*GIVEN INSTRUCTION:* Take the material below and write it all out again exactly.

*EXTRACTED INFORMATION:*
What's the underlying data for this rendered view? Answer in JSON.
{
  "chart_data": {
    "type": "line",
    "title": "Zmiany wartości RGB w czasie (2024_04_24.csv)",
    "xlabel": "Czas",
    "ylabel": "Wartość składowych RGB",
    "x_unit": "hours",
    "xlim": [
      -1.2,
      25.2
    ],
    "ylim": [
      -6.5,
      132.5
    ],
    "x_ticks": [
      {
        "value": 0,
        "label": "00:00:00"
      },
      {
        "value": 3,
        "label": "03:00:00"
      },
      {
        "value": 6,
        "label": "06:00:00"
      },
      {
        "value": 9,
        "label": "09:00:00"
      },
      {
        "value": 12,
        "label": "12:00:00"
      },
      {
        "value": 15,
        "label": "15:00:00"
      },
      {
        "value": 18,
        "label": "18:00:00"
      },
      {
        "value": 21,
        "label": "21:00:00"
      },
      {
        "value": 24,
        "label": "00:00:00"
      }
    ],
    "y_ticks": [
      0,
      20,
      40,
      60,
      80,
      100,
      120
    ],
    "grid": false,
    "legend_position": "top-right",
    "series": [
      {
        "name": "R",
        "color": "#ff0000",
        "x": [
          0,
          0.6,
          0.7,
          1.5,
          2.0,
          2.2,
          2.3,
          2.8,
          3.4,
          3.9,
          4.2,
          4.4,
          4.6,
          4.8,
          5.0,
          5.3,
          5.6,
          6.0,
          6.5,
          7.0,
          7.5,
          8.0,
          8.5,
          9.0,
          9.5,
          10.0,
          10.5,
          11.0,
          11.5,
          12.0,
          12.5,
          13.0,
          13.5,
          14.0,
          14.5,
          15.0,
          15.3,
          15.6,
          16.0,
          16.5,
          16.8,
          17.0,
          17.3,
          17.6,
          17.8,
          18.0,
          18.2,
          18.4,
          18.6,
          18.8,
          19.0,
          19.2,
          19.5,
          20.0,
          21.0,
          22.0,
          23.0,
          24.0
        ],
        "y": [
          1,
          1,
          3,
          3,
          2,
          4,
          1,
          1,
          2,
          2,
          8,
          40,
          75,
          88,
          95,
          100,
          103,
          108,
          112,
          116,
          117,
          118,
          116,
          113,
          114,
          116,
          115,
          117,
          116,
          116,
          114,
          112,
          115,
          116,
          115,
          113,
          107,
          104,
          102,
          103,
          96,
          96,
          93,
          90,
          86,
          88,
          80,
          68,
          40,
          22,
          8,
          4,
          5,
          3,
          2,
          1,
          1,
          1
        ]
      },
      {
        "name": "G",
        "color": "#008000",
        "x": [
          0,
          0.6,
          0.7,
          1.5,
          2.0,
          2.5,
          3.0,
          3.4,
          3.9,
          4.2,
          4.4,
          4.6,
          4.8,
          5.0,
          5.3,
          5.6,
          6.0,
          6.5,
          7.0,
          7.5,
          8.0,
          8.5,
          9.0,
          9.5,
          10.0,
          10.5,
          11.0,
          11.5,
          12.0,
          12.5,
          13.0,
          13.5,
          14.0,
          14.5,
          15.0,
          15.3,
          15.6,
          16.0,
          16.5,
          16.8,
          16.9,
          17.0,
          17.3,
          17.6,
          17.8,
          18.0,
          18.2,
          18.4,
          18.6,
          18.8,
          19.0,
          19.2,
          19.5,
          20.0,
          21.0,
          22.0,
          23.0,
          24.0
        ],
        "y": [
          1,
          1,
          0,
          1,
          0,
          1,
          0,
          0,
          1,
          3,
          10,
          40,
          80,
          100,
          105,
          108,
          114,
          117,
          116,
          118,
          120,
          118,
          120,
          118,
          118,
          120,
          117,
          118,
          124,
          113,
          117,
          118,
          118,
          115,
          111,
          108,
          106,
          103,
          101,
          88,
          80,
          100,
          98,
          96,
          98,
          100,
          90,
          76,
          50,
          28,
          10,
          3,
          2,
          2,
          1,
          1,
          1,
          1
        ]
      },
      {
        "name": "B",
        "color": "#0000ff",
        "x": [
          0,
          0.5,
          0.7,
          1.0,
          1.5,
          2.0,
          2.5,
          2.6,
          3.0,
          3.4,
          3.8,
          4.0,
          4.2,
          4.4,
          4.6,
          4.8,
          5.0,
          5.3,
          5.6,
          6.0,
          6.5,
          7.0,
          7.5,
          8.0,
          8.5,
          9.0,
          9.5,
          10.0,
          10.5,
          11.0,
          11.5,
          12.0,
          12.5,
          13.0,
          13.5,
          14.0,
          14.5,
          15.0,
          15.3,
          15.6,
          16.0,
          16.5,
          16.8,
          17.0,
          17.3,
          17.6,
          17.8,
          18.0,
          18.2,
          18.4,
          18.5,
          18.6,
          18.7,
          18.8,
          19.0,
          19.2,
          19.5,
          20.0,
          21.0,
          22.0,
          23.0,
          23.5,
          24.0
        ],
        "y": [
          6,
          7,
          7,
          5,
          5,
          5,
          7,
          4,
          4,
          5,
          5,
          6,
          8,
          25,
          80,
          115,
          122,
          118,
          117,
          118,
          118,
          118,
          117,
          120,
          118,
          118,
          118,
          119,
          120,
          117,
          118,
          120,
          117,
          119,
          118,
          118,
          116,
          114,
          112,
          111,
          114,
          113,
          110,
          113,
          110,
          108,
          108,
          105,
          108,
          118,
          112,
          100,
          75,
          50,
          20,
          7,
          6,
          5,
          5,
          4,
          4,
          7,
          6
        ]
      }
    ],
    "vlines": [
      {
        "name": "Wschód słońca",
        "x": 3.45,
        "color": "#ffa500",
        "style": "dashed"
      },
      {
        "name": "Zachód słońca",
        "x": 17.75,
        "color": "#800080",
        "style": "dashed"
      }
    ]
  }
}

*RESULT:*
What's the underlying data for this rendered view? Answer in JSON.
{
  "chart_data": {
    "type": "line",
    "title": "Zmiany wartości RGB w czasie (2024_04_24.csv)",
    "xlabel": "Czas",
    "ylabel": "Wartość składowych RGB",
    "x_unit": "hours",
    "xlim": [
      -1.2,
      25.2
    ],
    "ylim": [
      -6.5,
      132.5
    ],
    "x_ticks": [
      {
        "value": 0,
        "label": "00:00:00"
      },
      {
        "value": 3,
        "label": "03:00:00"
      },
      {
        "value": 6,
        "label": "06:00:00"
      },
      {
        "value": 9,
        "label": "09:00:00"
      },
      {
        "value": 12,
        "label": "12:00:00"
      },
      {
        "value": 15,
        "label": "15:00:00"
      },
      {
        "value": 18,
        "label": "18:00:00"
      },
      {
        "value": 21,
        "label": "21:00:00"
      },
      {
        "value": 24,
        "label": "00:00:00"
      }
    ],
    "y_ticks": [
      0,
      20,
      40,
      60,
      80,
      100,
      120
    ],
    "grid": false,
    "legend_position": "top-right",
    "series": [
      {
        "name": "R",
        "color": "#ff0000",
        "x": [
          0,
          0.6,
          0.7,
          1.5,
          2.0,
          2.2,
          2.3,
          2.8,
          3.4,
          3.9,
          4.2,
          4.4,
          4.6,
          4.8,
          5.0,
          5.3,
          5.6,
          6.0,
          6.5,
          7.0,
          7.5,
          8.0,
          8.5,
          9.0,
          9.5,
          10.0,
          10.5,
          11.0,
          11.5,
          12.0,
          12.5,
          13.0,
          13.5,
          14.0,
          14.5,
          15.0,
          15.3,
          15.6,
          16.0,
          16.5,
          16.8,
          17.0,
          17.3,
          17.6,
          17.8,
          18.0,
          18.2,
          18.4,
          18.6,
          18.8,
          19.0,
          19.2,
          19.5,
          20.0,
          21.0,
          22.0,
          23.0,
          24.0
        ],
        "y": [
          1,
          1,
          3,
          3,
          2,
          4,
          1,
          1,
          2,
          2,
          8,
          40,
          75,
          88,
          95,
          100,
          103,
          108,
          112,
          116,
          117,
          118,
          116,
          113,
          114,
          116,
          115,
          117,
          116,
          116,
          114,
          112,
          115,
          116,
          115,
          113,
          107,
          104,
          102,
          103,
          96,
          96,
          93,
          90,
          86,
          88,
          80,
          68,
          40,
          22,
          8,
          4,
          5,
          3,
          2,
          1,
          1,
          1
        ]
      },
      {
        "name": "G",
        "color": "#008000",
        "x": [
          0,
          0.6,
          0.7,
          1.5,
          2.0,
          2.5,
          3.0,
          3.4,
          3.9,
          4.2,
          4.4,
          4.6,
          4.8,
          5.0,
          5.3,
          5.6,
          6.0,
          6.5,
          7.0,
          7.5,
          8.0,
          8.5,
          9.0,
          9.5,
          10.0,
          10.5,
          11.0,
          11.5,
          12.0,
          12.5,
          13.0,
          13.5,
          14.0,
          14.5,
          15.0,
          15.3,
          15.6,
          16.0,
          16.5,
          16.8,
          16.9,
          17.0,
          17.3,
          17.6,
          17.8,
          18.0,
          18.2,
          18.4,
          18.6,
          18.8,
          19.0,
          19.2,
          19.5,
          20.0,
          21.0,
          22.0,
          23.0,
          24.0
        ],
        "y": [
          1,
          1,
          0,
          1,
          0,
          1,
          0,
          0,
          1,
          3,
          10,
          40,
          80,
          100,
          105,
          108,
          114,
          117,
          116,
          118,
          120,
          118,
          120,
          118,
          118,
          120,
          117,
          118,
          124,
          113,
          117,
          118,
          118,
          115,
          111,
          108,
          106,
          103,
          101,
          88,
          80,
          100,
          98,
          96,
          98,
          100,
          90,
          76,
          50,
          28,
          10,
          3,
          2,
          2,
          1,
          1,
          1,
          1
        ]
      },
      {
        "name": "B",
        "color": "#0000ff",
        "x": [
          0,
          0.5,
          0.7,
          1.0,
          1.5,
          2.0,
          2.5,
          2.6,
          3.0,
          3.4,
          3.8,
          4.0,
          4.2,
          4.4,
          4.6,
          4.8,
          5.0,
          5.3,
          5.6,
          6.0,
          6.5,
          7.0,
          7.5,
          8.0,
          8.5,
          9.0,
          9.5,
          10.0,
          10.5,
          11.0,
          11.5,
          12.0,
          12.5,
          13.0,
          13.5,
          14.0,
          14.5,
          15.0,
          15.3,
          15.6,
          16.0,
          16.5,
          16.8,
          17.0,
          17.3,
          17.6,
          17.8,
          18.0,
          18.2,
          18.4,
          18.5,
          18.6,
          18.7,
          18.8,
          19.0,
          19.2,
          19.5,
          20.0,
          21.0,
          22.0,
          23.0,
          23.5,
          24.0
        ],
        "y": [
          6,
          7,
          7,
          5,
          5,
          5,
          7,
          4,
          4,
          5,
          5,
          6,
          8,
          25,
          80,
          115,
          122,
          118,
          117,
          118,
          118,
          118,
          117,
          120,
          118,
          118,
          118,
          119,
          120,
          117,
          118,
          120,
          117,
          119,
          118,
          118,
          116,
          114,
          112,
          111,
          114,
          113,
          110,
          113,
          110,
          108,
          108,
          105,
          108,
          118,
          112,
          100,
          75,
          50,
          20,
          7,
          6,
          5,
          5,
          4,
          4,
          7,
          6
        ]
      }
    ],
    "vlines": [
      {
        "name": "Wschód słońca",
        "x": 3.45,
        "color": "#ffa500",
        "style": "dashed"
      },
      {
        "name": "Zachód słońca",
        "x": 17.75,
        "color": "#800080",
        "style": "dashed"
      }
    ]
  }
}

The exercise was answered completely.